**DATA LINES:**
________________

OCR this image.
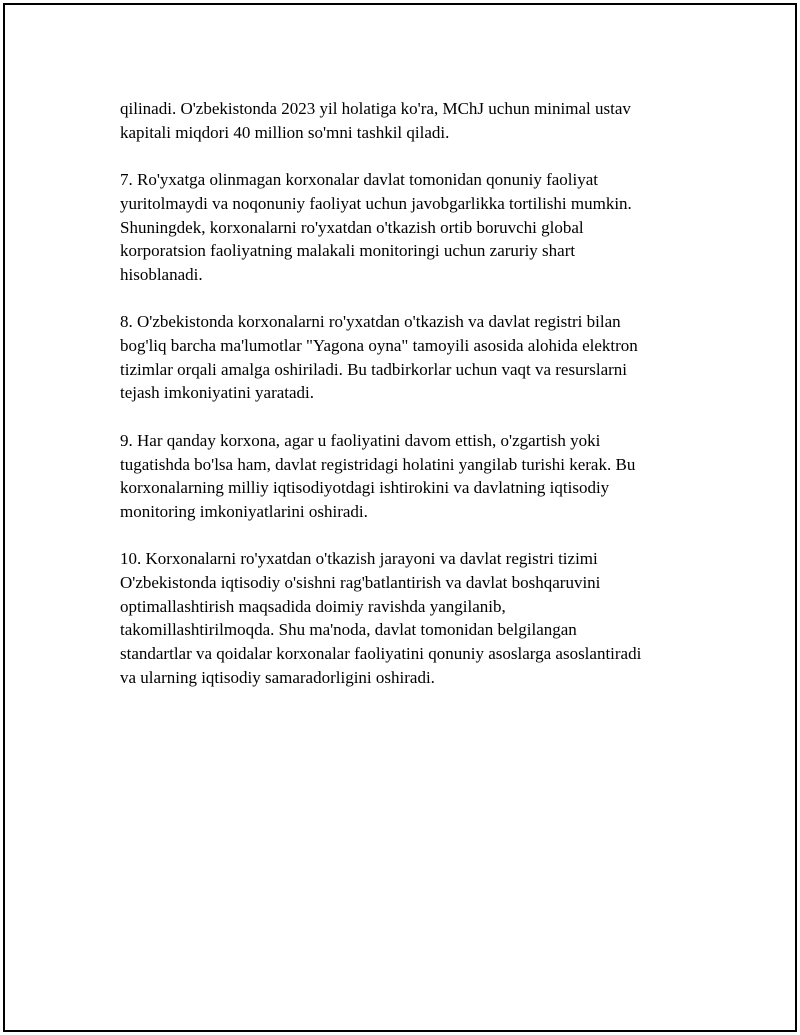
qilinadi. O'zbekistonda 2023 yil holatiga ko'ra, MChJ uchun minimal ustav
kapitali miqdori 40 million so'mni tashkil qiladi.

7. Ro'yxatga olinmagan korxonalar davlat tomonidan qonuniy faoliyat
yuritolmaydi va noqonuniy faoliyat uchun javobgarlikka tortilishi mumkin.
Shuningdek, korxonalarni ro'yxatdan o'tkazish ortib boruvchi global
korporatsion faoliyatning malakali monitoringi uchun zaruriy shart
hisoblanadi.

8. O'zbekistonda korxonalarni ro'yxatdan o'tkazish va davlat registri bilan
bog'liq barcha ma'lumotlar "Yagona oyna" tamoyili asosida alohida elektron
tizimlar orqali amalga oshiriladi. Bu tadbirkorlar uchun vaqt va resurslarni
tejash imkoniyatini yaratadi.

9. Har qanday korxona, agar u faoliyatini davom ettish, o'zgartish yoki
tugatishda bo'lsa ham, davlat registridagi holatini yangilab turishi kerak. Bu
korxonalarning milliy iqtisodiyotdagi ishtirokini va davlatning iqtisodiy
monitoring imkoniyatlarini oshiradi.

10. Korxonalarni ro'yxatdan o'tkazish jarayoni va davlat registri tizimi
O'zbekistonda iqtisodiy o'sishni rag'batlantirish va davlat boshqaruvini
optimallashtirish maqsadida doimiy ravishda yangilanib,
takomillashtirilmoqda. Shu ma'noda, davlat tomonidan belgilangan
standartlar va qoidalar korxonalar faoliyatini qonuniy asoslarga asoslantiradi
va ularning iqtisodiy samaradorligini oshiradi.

________________

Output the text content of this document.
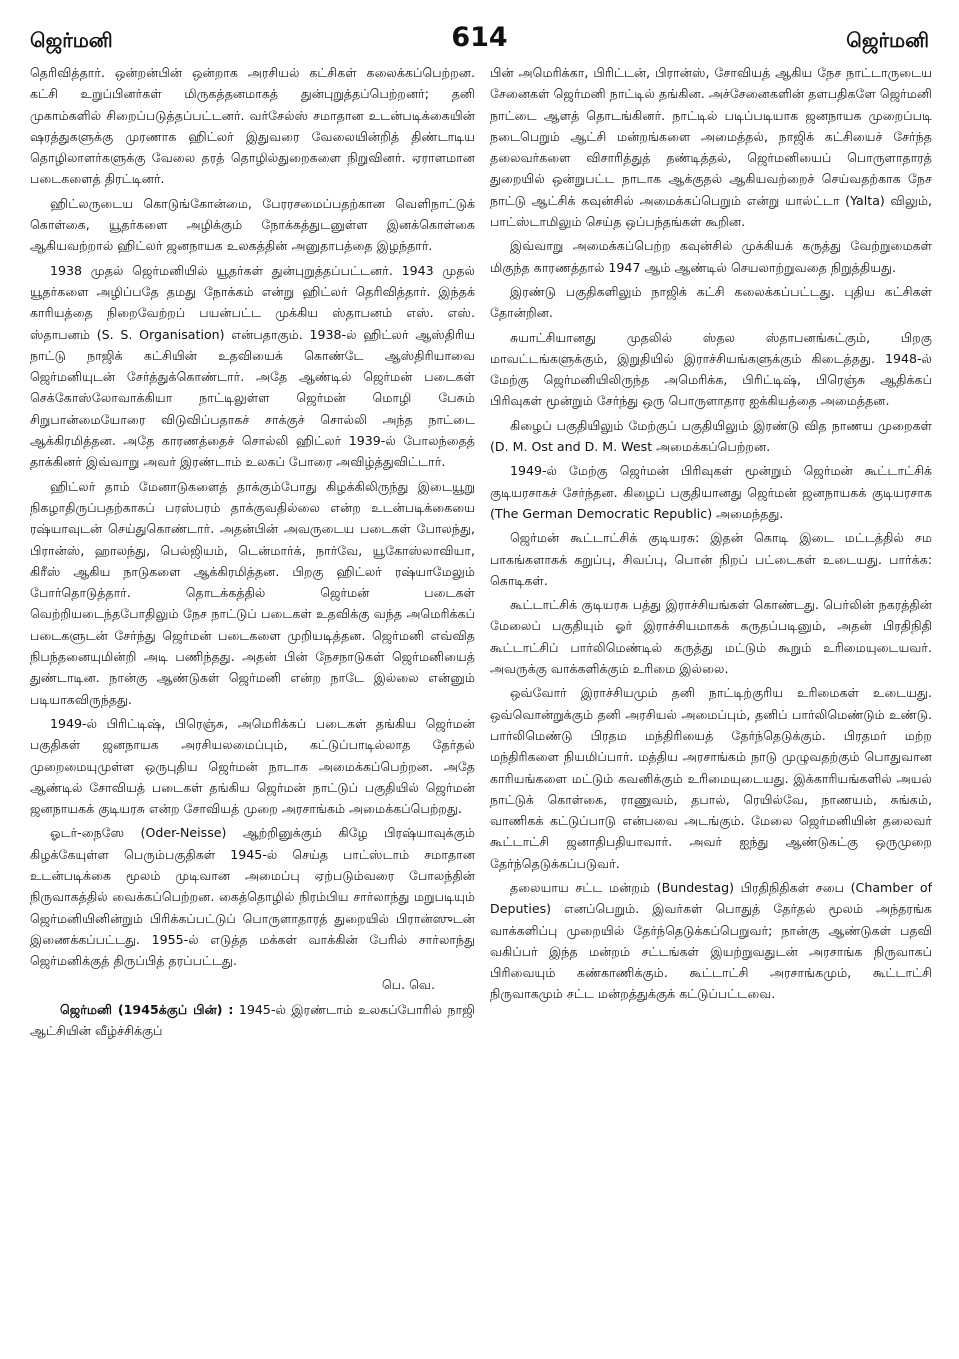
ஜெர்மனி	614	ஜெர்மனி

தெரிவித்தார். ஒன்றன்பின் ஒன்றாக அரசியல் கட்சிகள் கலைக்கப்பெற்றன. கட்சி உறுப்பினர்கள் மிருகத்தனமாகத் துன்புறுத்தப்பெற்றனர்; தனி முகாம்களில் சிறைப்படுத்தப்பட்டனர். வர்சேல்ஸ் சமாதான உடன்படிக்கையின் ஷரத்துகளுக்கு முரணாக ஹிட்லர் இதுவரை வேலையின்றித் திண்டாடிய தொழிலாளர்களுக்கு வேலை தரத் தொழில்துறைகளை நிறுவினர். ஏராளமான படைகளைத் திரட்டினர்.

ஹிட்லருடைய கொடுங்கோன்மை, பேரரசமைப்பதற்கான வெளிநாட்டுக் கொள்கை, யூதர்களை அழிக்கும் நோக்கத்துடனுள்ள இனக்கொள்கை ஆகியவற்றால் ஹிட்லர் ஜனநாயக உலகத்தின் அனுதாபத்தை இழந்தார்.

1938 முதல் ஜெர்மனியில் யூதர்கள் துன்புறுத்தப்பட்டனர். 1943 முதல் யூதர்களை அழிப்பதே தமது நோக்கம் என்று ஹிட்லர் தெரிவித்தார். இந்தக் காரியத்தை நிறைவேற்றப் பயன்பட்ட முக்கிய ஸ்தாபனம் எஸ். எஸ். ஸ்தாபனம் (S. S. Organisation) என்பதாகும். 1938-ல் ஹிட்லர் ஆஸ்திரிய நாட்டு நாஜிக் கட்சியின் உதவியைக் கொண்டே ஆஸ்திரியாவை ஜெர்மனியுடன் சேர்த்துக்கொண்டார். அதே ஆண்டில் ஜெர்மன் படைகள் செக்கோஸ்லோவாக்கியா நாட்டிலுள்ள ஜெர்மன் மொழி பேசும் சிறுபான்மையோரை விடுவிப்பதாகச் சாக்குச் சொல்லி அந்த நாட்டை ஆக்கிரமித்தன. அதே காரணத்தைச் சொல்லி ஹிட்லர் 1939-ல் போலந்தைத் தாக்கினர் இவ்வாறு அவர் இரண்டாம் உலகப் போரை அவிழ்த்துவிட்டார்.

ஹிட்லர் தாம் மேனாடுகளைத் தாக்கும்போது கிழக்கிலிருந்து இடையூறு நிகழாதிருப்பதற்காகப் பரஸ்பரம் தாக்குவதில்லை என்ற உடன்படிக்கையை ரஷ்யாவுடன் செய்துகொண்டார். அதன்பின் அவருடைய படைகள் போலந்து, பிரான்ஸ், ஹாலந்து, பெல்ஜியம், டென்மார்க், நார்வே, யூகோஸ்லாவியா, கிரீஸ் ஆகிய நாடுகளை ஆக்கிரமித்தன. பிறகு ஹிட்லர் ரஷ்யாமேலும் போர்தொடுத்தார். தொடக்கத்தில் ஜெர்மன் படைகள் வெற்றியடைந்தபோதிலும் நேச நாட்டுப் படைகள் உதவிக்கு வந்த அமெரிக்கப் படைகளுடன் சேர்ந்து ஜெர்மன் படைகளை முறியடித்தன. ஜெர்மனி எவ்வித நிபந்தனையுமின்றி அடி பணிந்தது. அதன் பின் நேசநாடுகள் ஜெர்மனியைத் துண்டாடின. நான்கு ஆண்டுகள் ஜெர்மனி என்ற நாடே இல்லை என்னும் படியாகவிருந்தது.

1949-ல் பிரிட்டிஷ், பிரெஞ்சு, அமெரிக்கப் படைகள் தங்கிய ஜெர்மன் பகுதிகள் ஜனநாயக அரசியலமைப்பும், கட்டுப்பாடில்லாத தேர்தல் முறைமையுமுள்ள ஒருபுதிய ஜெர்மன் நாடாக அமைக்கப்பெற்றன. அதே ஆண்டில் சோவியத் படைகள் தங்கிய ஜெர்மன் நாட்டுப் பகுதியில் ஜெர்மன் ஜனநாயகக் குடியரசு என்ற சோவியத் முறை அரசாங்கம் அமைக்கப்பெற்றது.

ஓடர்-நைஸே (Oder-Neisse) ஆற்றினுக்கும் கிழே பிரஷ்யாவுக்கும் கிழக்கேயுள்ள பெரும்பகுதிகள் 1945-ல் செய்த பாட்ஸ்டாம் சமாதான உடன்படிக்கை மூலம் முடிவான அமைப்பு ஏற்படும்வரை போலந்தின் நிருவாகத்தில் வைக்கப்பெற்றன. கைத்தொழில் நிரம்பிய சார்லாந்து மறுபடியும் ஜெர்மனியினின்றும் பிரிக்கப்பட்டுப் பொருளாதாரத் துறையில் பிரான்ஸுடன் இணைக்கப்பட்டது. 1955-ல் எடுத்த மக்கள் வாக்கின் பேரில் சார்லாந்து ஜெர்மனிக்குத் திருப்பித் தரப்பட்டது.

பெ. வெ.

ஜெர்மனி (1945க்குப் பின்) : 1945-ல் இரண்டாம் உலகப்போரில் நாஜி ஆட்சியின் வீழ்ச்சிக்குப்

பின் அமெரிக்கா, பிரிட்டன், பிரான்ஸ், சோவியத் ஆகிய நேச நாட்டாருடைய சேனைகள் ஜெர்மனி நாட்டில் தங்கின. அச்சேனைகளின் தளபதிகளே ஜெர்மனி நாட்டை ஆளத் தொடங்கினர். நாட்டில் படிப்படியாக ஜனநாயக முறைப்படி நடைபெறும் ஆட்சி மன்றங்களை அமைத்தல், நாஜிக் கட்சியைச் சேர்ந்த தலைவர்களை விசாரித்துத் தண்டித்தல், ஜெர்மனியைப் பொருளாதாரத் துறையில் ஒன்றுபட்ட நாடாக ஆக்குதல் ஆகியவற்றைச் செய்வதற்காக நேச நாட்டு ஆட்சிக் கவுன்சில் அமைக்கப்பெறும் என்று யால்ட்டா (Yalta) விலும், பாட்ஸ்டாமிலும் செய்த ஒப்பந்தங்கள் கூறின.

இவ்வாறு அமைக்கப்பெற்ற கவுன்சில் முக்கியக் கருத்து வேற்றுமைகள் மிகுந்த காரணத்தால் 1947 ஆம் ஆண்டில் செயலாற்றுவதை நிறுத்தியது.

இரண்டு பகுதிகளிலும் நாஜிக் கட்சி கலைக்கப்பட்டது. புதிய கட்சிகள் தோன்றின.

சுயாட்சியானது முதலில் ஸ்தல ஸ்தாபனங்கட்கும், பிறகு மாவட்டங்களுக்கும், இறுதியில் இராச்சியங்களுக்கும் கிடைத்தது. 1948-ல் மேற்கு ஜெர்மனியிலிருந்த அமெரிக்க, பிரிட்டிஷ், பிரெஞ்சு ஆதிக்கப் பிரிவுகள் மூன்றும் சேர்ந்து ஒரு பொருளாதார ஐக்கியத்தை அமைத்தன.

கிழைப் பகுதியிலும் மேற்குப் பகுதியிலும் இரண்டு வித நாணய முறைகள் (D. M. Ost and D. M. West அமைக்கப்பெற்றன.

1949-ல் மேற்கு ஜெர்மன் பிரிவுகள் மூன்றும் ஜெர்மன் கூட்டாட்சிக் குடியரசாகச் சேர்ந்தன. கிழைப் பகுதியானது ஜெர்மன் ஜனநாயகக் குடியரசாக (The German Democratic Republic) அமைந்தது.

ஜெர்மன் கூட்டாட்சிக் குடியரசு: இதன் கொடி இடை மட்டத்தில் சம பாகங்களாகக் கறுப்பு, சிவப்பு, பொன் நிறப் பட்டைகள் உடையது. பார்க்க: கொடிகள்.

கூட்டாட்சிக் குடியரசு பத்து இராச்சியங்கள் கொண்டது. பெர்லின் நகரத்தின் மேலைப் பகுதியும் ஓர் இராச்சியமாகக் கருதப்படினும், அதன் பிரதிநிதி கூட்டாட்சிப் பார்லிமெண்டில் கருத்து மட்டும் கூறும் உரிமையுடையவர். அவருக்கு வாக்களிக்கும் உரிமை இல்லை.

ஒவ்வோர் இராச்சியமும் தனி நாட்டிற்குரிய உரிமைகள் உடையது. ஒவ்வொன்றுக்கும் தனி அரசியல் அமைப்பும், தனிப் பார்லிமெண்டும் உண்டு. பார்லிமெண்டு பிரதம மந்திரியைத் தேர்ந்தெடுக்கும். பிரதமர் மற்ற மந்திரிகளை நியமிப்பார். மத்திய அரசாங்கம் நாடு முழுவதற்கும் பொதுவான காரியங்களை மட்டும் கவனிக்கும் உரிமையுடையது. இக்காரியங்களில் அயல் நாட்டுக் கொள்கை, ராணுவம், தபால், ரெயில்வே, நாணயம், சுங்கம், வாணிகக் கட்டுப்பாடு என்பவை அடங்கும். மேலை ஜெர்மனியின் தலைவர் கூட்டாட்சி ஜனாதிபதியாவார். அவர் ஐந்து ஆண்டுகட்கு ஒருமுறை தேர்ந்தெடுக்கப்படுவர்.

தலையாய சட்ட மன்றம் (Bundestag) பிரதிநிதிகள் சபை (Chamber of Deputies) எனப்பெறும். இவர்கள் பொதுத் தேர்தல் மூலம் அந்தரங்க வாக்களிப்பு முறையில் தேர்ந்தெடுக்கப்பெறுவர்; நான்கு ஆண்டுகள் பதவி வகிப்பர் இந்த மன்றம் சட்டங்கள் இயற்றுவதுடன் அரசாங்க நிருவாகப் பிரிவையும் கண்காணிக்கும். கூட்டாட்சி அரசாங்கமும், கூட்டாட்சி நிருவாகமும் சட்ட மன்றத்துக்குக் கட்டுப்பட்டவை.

________________

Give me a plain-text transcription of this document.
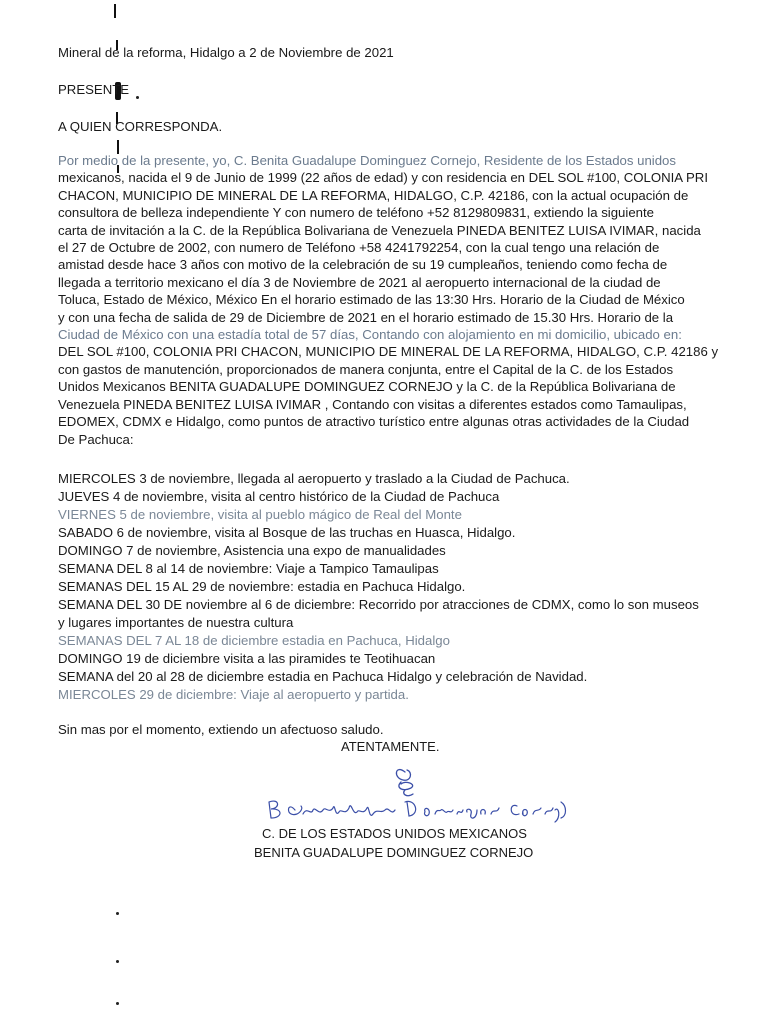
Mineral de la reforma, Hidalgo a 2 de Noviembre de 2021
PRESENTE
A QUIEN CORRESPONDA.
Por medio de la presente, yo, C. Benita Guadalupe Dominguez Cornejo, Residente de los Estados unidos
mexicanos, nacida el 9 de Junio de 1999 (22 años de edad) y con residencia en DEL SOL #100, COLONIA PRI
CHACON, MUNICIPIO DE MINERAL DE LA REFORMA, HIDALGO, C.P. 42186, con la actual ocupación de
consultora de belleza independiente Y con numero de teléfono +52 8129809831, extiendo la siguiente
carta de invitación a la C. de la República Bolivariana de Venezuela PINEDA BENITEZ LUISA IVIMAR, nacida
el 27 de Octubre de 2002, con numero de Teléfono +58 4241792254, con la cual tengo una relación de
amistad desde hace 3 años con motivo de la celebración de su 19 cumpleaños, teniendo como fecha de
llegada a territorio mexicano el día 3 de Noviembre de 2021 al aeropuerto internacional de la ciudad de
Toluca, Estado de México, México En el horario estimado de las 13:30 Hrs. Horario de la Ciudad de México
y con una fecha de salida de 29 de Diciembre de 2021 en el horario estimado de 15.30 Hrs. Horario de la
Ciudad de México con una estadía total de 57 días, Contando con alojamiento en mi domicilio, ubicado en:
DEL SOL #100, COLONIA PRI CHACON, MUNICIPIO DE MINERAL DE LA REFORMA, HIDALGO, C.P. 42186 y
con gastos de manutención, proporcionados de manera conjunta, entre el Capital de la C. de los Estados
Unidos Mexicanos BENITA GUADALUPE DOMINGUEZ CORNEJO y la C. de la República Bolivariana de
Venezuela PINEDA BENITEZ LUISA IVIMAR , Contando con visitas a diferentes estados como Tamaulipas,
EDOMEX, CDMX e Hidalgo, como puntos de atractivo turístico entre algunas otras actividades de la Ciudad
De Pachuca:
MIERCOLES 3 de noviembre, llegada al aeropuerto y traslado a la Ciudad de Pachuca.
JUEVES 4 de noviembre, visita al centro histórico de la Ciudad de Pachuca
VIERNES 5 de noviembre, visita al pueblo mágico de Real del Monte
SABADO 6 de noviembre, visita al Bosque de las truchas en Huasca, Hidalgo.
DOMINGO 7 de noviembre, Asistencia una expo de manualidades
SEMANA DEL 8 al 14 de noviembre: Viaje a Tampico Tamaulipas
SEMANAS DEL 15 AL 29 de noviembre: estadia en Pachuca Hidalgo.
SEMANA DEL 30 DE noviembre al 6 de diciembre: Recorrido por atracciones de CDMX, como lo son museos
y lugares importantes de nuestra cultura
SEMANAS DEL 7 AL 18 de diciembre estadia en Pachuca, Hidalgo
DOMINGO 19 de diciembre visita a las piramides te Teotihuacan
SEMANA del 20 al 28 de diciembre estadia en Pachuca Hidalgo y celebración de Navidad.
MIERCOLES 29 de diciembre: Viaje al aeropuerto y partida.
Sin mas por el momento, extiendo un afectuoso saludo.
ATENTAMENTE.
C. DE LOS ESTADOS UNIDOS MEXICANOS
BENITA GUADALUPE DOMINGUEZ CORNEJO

________________

**REQUIREMENT:** Review the preceding data and report every line that includes the string "extiendo".

**FULL SOLUTION:**
consultora de belleza independiente Y con numero de teléfono +52 8129809831, extiendo la siguiente
Sin mas por el momento, extiendo un afectuoso saludo.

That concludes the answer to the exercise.